**Stored rows**:
_ _ _

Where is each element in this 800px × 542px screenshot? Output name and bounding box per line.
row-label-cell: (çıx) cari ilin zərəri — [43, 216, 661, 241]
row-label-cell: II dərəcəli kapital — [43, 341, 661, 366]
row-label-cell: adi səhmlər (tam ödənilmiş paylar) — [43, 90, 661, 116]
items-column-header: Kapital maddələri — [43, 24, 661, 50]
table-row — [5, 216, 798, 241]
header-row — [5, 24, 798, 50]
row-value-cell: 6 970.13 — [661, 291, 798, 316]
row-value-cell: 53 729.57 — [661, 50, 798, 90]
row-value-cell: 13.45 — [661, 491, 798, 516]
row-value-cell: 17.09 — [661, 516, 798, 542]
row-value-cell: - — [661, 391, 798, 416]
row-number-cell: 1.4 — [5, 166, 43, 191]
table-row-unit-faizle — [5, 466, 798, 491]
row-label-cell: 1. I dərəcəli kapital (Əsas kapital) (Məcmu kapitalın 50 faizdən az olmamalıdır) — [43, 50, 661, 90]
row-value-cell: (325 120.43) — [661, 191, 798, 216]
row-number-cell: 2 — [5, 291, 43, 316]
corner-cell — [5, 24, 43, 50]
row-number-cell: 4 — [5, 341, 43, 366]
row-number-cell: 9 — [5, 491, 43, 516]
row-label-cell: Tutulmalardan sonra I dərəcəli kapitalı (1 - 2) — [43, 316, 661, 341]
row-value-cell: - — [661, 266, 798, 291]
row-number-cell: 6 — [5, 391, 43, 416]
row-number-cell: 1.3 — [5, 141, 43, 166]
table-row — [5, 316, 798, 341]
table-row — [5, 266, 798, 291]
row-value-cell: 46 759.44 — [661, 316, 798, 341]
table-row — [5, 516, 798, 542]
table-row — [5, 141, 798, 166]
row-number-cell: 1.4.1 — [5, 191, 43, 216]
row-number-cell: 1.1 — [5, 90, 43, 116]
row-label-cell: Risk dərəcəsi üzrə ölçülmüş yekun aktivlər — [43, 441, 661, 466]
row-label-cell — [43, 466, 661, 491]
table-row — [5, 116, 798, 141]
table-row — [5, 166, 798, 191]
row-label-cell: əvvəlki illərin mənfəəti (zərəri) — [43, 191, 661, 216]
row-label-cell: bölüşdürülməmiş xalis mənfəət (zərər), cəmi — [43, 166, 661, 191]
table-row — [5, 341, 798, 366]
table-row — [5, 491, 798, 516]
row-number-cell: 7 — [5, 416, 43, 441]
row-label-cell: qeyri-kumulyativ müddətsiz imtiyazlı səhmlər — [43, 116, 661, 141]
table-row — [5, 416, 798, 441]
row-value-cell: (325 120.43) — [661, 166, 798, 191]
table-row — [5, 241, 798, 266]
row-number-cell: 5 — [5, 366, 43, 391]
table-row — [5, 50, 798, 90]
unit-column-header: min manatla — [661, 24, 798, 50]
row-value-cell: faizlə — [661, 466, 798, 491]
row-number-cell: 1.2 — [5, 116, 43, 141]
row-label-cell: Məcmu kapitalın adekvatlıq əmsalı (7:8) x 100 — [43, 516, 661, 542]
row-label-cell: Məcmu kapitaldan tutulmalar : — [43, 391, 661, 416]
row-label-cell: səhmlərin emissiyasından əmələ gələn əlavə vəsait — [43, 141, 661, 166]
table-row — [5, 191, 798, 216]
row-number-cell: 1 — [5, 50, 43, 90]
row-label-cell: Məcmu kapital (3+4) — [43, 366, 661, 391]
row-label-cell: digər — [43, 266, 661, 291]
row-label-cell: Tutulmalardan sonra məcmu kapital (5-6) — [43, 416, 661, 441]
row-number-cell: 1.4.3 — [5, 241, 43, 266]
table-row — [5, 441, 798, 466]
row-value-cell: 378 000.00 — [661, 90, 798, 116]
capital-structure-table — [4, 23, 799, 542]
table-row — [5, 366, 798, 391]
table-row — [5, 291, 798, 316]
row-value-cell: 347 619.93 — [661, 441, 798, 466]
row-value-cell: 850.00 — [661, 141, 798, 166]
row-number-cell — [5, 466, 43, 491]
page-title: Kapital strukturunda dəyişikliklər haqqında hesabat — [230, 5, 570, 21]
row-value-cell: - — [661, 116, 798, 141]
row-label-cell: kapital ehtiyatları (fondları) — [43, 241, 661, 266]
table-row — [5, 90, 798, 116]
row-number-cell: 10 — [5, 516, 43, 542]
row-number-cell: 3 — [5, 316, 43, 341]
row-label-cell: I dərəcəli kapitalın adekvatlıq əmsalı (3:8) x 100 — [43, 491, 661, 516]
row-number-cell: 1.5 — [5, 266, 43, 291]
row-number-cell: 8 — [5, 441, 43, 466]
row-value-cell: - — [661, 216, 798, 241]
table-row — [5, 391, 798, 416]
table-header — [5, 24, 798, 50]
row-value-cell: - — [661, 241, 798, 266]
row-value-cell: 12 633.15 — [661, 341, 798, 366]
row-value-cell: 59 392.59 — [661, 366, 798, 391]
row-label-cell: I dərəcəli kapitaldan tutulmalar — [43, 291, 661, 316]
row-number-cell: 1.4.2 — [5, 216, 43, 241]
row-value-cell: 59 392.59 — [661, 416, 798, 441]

_ _ _

**Required task**:
Repeat word for word the lines of the items above, from the very first line through the line that contains "table-row-unit-faizle — [5, 466, 798, 491]", with both included.

**Expected answer**:
Where is each element in this 800px × 542px screenshot? Output name and bounding box per line.
row-label-cell: (çıx) cari ilin zərəri — [43, 216, 661, 241]
row-label-cell: II dərəcəli kapital — [43, 341, 661, 366]
row-label-cell: adi səhmlər (tam ödənilmiş paylar) — [43, 90, 661, 116]
items-column-header: Kapital maddələri — [43, 24, 661, 50]
table-row — [5, 216, 798, 241]
header-row — [5, 24, 798, 50]
row-value-cell: 6 970.13 — [661, 291, 798, 316]
row-value-cell: 53 729.57 — [661, 50, 798, 90]
row-value-cell: 13.45 — [661, 491, 798, 516]
row-value-cell: 17.09 — [661, 516, 798, 542]
row-value-cell: - — [661, 391, 798, 416]
row-number-cell: 1.4 — [5, 166, 43, 191]
table-row-unit-faizle — [5, 466, 798, 491]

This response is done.